## Exercise objective
All of the data needs to be repeated exactly.

Data section start

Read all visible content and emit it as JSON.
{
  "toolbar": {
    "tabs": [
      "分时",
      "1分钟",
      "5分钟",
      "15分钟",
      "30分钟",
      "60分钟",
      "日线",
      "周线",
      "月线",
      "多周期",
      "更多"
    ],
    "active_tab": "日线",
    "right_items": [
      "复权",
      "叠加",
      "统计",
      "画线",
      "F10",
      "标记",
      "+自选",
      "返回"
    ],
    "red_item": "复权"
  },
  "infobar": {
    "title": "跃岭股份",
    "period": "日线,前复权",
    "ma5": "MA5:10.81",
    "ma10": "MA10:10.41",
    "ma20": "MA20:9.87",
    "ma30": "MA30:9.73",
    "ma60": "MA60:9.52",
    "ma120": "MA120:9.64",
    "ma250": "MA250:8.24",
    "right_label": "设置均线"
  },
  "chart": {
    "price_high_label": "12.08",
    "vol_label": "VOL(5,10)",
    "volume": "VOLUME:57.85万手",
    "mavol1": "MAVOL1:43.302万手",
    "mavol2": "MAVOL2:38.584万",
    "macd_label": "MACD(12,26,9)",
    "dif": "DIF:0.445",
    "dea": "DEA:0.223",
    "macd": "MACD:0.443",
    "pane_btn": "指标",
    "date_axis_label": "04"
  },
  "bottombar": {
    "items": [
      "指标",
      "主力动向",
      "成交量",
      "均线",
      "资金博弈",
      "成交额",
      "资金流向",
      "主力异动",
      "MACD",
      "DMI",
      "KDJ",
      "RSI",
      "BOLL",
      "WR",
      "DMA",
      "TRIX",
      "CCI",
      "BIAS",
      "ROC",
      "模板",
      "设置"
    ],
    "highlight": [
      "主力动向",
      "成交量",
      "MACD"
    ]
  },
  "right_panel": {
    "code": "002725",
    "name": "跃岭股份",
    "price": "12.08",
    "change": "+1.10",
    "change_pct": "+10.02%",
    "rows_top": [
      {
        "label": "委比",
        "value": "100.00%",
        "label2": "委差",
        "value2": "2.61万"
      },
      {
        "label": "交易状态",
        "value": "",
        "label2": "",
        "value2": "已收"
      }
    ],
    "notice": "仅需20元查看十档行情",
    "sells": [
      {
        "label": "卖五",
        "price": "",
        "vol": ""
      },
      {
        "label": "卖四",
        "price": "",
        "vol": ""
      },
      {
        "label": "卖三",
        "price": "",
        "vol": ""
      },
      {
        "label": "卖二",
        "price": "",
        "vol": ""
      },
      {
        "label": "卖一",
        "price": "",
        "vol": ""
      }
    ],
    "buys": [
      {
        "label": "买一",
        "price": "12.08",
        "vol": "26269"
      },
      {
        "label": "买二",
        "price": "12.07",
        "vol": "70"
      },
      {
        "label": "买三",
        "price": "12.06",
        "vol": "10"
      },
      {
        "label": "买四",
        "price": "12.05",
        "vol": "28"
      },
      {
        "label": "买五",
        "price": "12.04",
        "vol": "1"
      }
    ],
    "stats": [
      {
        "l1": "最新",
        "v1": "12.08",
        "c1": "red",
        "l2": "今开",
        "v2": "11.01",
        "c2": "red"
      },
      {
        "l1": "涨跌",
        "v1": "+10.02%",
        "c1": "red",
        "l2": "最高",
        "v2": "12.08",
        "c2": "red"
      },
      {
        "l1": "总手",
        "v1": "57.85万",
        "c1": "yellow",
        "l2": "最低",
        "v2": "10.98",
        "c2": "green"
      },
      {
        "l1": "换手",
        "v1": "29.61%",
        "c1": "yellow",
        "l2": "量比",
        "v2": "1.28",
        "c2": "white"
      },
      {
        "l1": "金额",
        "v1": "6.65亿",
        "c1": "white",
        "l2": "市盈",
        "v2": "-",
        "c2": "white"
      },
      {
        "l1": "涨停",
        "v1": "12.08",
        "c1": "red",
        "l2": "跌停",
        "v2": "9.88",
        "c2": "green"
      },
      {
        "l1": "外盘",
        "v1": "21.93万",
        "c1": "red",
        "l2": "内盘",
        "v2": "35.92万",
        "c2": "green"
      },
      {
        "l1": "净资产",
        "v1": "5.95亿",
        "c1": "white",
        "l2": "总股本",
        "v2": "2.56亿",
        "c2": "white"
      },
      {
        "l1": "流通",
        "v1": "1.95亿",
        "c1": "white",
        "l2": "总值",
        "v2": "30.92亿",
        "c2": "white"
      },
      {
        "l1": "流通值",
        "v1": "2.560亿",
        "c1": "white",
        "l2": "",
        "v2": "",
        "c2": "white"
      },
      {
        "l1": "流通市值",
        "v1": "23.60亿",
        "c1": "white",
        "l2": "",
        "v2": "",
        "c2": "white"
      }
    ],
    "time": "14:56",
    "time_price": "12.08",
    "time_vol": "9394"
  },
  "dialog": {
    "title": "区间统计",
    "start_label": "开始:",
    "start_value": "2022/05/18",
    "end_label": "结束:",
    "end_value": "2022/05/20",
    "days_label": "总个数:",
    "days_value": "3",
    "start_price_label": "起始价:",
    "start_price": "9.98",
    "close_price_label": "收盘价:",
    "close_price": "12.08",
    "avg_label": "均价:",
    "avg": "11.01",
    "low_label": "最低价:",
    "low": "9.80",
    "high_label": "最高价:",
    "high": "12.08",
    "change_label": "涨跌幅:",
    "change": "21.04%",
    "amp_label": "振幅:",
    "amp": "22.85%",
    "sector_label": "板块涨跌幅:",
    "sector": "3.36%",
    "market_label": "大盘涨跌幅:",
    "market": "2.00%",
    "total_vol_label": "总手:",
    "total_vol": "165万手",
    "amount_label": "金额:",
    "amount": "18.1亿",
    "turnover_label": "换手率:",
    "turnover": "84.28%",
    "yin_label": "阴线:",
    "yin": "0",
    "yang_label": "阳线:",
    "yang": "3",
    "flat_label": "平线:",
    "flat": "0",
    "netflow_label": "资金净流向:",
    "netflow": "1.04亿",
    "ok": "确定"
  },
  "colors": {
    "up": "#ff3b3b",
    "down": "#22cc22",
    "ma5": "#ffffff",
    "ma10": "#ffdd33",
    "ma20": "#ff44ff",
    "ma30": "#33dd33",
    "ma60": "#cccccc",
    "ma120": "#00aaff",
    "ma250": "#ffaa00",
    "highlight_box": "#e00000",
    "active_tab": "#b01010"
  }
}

Data section end

## Problem solution
Read all visible content and emit it as JSON.
{
  "toolbar": {
    "tabs": [
      "分时",
      "1分钟",
      "5分钟",
      "15分钟",
      "30分钟",
      "60分钟",
      "日线",
      "周线",
      "月线",
      "多周期",
      "更多"
    ],
    "active_tab": "日线",
    "right_items": [
      "复权",
      "叠加",
      "统计",
      "画线",
      "F10",
      "标记",
      "+自选",
      "返回"
    ],
    "red_item": "复权"
  },
  "infobar": {
    "title": "跃岭股份",
    "period": "日线,前复权",
    "ma5": "MA5:10.81",
    "ma10": "MA10:10.41",
    "ma20": "MA20:9.87",
    "ma30": "MA30:9.73",
    "ma60": "MA60:9.52",
    "ma120": "MA120:9.64",
    "ma250": "MA250:8.24",
    "right_label": "设置均线"
  },
  "chart": {
    "price_high_label": "12.08",
    "vol_label": "VOL(5,10)",
    "volume": "VOLUME:57.85万手",
    "mavol1": "MAVOL1:43.302万手",
    "mavol2": "MAVOL2:38.584万",
    "macd_label": "MACD(12,26,9)",
    "dif": "DIF:0.445",
    "dea": "DEA:0.223",
    "macd": "MACD:0.443",
    "pane_btn": "指标",
    "date_axis_label": "04"
  },
  "bottombar": {
    "items": [
      "指标",
      "主力动向",
      "成交量",
      "均线",
      "资金博弈",
      "成交额",
      "资金流向",
      "主力异动",
      "MACD",
      "DMI",
      "KDJ",
      "RSI",
      "BOLL",
      "WR",
      "DMA",
      "TRIX",
      "CCI",
      "BIAS",
      "ROC",
      "模板",
      "设置"
    ],
    "highlight": [
      "主力动向",
      "成交量",
      "MACD"
    ]
  },
  "right_panel": {
    "code": "002725",
    "name": "跃岭股份",
    "price": "12.08",
    "change": "+1.10",
    "change_pct": "+10.02%",
    "rows_top": [
      {
        "label": "委比",
        "value": "100.00%",
        "label2": "委差",
        "value2": "2.61万"
      },
      {
        "label": "交易状态",
        "value": "",
        "label2": "",
        "value2": "已收"
      }
    ],
    "notice": "仅需20元查看十档行情",
    "sells": [
      {
        "label": "卖五",
        "price": "",
        "vol": ""
      },
      {
        "label": "卖四",
        "price": "",
        "vol": ""
      },
      {
        "label": "卖三",
        "price": "",
        "vol": ""
      },
      {
        "label": "卖二",
        "price": "",
        "vol": ""
      },
      {
        "label": "卖一",
        "price": "",
        "vol": ""
      }
    ],
    "buys": [
      {
        "label": "买一",
        "price": "12.08",
        "vol": "26269"
      },
      {
        "label": "买二",
        "price": "12.07",
        "vol": "70"
      },
      {
        "label": "买三",
        "price": "12.06",
        "vol": "10"
      },
      {
        "label": "买四",
        "price": "12.05",
        "vol": "28"
      },
      {
        "label": "买五",
        "price": "12.04",
        "vol": "1"
      }
    ],
    "stats": [
      {
        "l1": "最新",
        "v1": "12.08",
        "c1": "red",
        "l2": "今开",
        "v2": "11.01",
        "c2": "red"
      },
      {
        "l1": "涨跌",
        "v1": "+10.02%",
        "c1": "red",
        "l2": "最高",
        "v2": "12.08",
        "c2": "red"
      },
      {
        "l1": "总手",
        "v1": "57.85万",
        "c1": "yellow",
        "l2": "最低",
        "v2": "10.98",
        "c2": "green"
      },
      {
        "l1": "换手",
        "v1": "29.61%",
        "c1": "yellow",
        "l2": "量比",
        "v2": "1.28",
        "c2": "white"
      },
      {
        "l1": "金额",
        "v1": "6.65亿",
        "c1": "white",
        "l2": "市盈",
        "v2": "-",
        "c2": "white"
      },
      {
        "l1": "涨停",
        "v1": "12.08",
        "c1": "red",
        "l2": "跌停",
        "v2": "9.88",
        "c2": "green"
      },
      {
        "l1": "外盘",
        "v1": "21.93万",
        "c1": "red",
        "l2": "内盘",
        "v2": "35.92万",
        "c2": "green"
      },
      {
        "l1": "净资产",
        "v1": "5.95亿",
        "c1": "white",
        "l2": "总股本",
        "v2": "2.56亿",
        "c2": "white"
      },
      {
        "l1": "流通",
        "v1": "1.95亿",
        "c1": "white",
        "l2": "总值",
        "v2": "30.92亿",
        "c2": "white"
      },
      {
        "l1": "流通值",
        "v1": "2.560亿",
        "c1": "white",
        "l2": "",
        "v2": "",
        "c2": "white"
      },
      {
        "l1": "流通市值",
        "v1": "23.60亿",
        "c1": "white",
        "l2": "",
        "v2": "",
        "c2": "white"
      }
    ],
    "time": "14:56",
    "time_price": "12.08",
    "time_vol": "9394"
  },
  "dialog": {
    "title": "区间统计",
    "start_label": "开始:",
    "start_value": "2022/05/18",
    "end_label": "结束:",
    "end_value": "2022/05/20",
    "days_label": "总个数:",
    "days_value": "3",
    "start_price_label": "起始价:",
    "start_price": "9.98",
    "close_price_label": "收盘价:",
    "close_price": "12.08",
    "avg_label": "均价:",
    "avg": "11.01",
    "low_label": "最低价:",
    "low": "9.80",
    "high_label": "最高价:",
    "high": "12.08",
    "change_label": "涨跌幅:",
    "change": "21.04%",
    "amp_label": "振幅:",
    "amp": "22.85%",
    "sector_label": "板块涨跌幅:",
    "sector": "3.36%",
    "market_label": "大盘涨跌幅:",
    "market": "2.00%",
    "total_vol_label": "总手:",
    "total_vol": "165万手",
    "amount_label": "金额:",
    "amount": "18.1亿",
    "turnover_label": "换手率:",
    "turnover": "84.28%",
    "yin_label": "阴线:",
    "yin": "0",
    "yang_label": "阳线:",
    "yang": "3",
    "flat_label": "平线:",
    "flat": "0",
    "netflow_label": "资金净流向:",
    "netflow": "1.04亿",
    "ok": "确定"
  },
  "colors": {
    "up": "#ff3b3b",
    "down": "#22cc22",
    "ma5": "#ffffff",
    "ma10": "#ffdd33",
    "ma20": "#ff44ff",
    "ma30": "#33dd33",
    "ma60": "#cccccc",
    "ma120": "#00aaff",
    "ma250": "#ffaa00",
    "highlight_box": "#e00000",
    "active_tab": "#b01010"
  }
}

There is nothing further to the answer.